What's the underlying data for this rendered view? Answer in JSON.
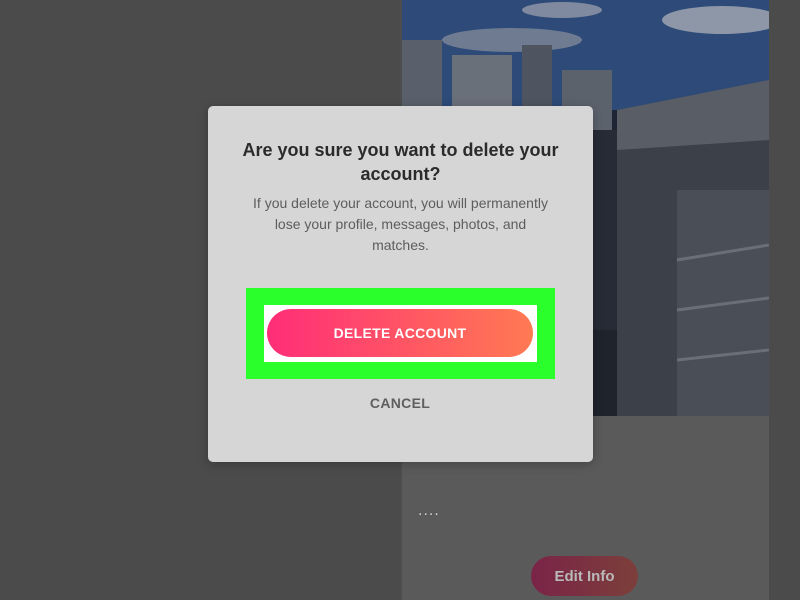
{
  "dialog": {
    "title": "Are you sure you want to delete your account?",
    "body": "If you delete your account, you will permanently lose your profile, messages, photos, and matches.",
    "delete_label": "DELETE ACCOUNT",
    "cancel_label": "CANCEL"
  },
  "background": {
    "ellipsis": "....",
    "edit_info_label": "Edit Info"
  },
  "colors": {
    "highlight": "#2bff2b",
    "delete_gradient_start": "#ff2d78",
    "delete_gradient_end": "#ff7a52",
    "overlay_gray": "#4d4d4d"
  }
}
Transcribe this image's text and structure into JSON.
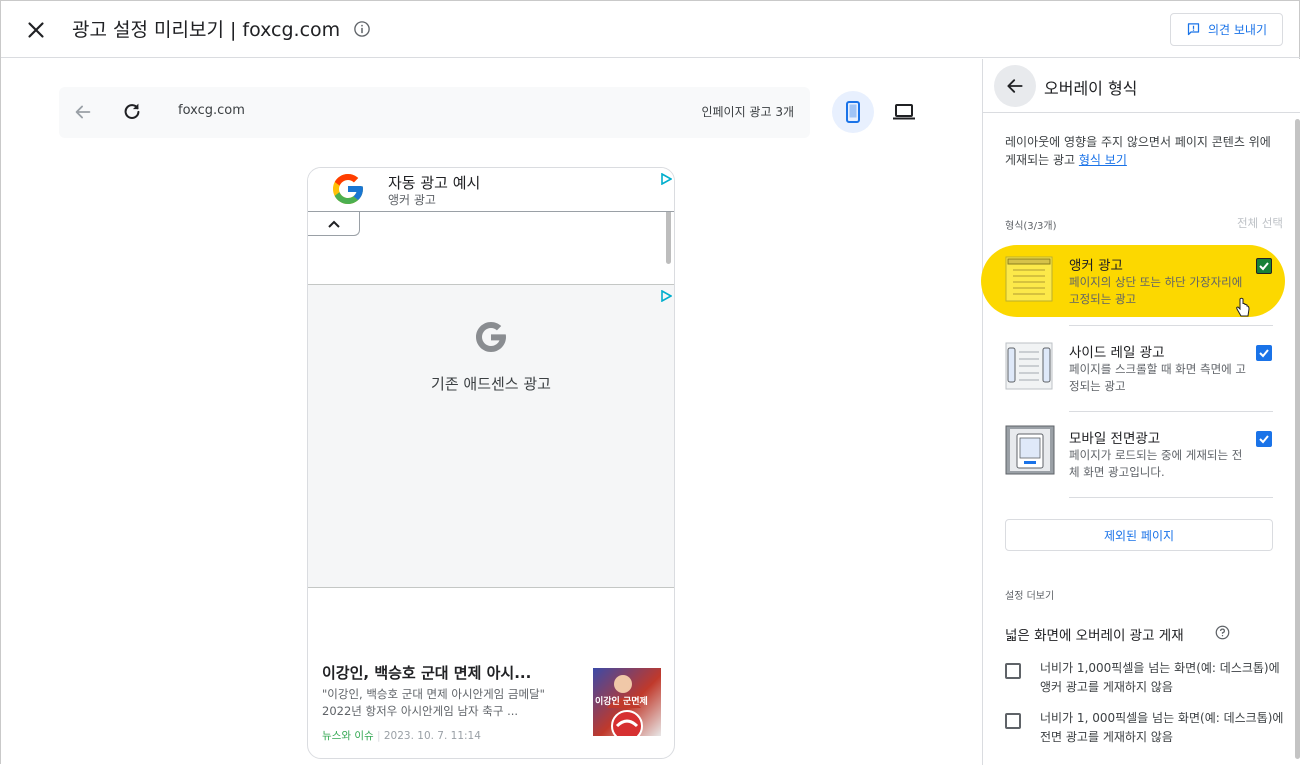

========================================================================

→ EXERCISE DESCRIPTION:
Transcribe each entry precisely as given, leaving the pictures out.

→ OUTPUT:
What's the underlying data for this rendered view? Answer in JSON.
{
  "dialog": {
    "title": "Are you sure you want to delete your account?",
    "body": "If you delete your account, you will permanently lose your profile, messages, photos, and matches.",
    "delete_label": "DELETE ACCOUNT",
    "cancel_label": "CANCEL"
  },
  "background": {
    "ellipsis": "....",
    "edit_info_label": "Edit Info"
  },
  "colors": {
    "highlight": "#2bff2b",
    "delete_gradient_start": "#ff2d78",
    "delete_gradient_end": "#ff7a52",
    "overlay_gray": "#4d4d4d"
  }
}
Transcribe this image's text and structure into JSON.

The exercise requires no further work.